Data records:

⁂

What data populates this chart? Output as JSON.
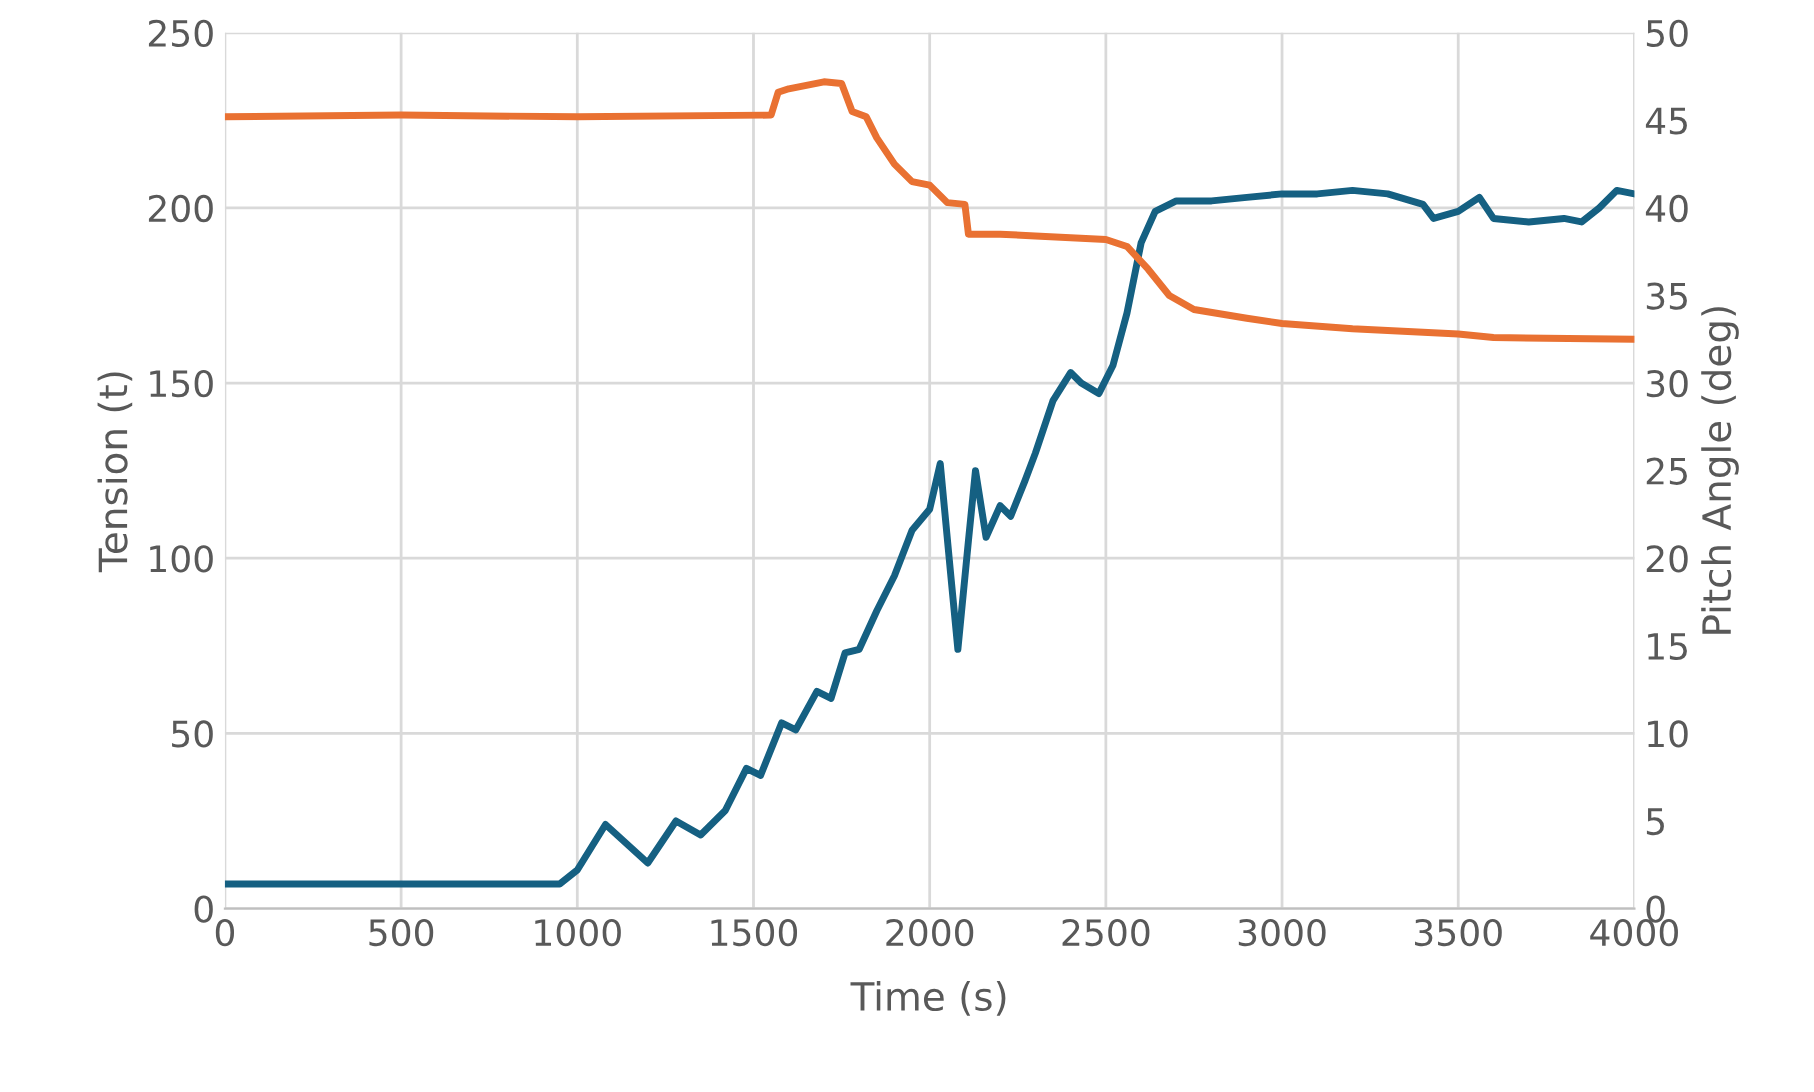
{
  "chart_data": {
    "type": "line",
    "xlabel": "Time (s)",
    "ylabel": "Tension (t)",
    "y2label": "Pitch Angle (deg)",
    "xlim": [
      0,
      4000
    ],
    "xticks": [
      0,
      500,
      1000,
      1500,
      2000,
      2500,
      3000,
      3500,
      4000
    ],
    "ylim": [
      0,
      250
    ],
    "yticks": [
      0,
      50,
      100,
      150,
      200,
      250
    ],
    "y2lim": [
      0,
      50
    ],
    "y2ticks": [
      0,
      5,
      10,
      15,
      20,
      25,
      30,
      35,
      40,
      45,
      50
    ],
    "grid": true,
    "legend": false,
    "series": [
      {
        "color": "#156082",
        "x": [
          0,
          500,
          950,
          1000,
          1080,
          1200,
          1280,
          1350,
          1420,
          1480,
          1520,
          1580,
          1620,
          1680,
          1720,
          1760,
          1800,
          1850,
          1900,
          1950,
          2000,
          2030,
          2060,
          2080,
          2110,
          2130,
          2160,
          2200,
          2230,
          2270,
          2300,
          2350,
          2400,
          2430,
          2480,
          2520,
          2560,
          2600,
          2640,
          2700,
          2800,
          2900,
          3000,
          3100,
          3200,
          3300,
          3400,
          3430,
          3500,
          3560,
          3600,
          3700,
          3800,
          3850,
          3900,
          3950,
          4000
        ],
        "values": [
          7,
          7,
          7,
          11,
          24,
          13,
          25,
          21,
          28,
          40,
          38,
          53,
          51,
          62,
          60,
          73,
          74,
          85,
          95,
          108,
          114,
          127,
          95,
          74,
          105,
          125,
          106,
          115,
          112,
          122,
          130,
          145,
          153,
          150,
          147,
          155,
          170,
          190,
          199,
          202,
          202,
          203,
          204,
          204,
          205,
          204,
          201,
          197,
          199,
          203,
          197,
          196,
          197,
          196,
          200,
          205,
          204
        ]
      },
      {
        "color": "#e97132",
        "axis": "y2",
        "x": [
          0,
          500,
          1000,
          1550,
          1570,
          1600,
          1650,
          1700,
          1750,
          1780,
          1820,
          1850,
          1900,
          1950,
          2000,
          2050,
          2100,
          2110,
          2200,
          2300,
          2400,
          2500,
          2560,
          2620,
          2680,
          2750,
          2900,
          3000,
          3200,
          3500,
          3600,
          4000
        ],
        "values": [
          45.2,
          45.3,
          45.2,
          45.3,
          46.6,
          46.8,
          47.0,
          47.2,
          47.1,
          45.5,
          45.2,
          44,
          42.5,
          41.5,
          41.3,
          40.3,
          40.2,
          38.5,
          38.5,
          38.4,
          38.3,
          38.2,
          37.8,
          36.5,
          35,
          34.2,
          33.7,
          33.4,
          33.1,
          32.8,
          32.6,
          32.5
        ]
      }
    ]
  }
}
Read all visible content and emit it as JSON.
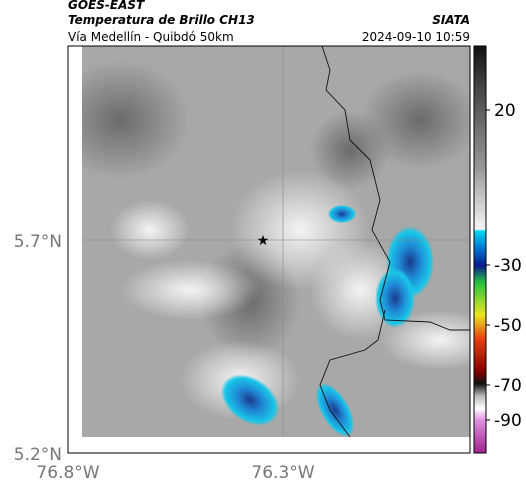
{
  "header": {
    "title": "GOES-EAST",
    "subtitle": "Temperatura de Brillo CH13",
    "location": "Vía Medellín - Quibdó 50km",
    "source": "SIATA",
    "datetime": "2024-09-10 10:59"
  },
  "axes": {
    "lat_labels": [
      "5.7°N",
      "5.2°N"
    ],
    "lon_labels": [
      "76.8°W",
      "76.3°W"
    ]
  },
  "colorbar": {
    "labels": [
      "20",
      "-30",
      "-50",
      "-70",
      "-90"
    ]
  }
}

⁂

Objective:
Which lines contain the word "JSON"? Copy each one.

Result:
What data populates this chart? Output as JSON.
Read all visible content and emit it as JSON.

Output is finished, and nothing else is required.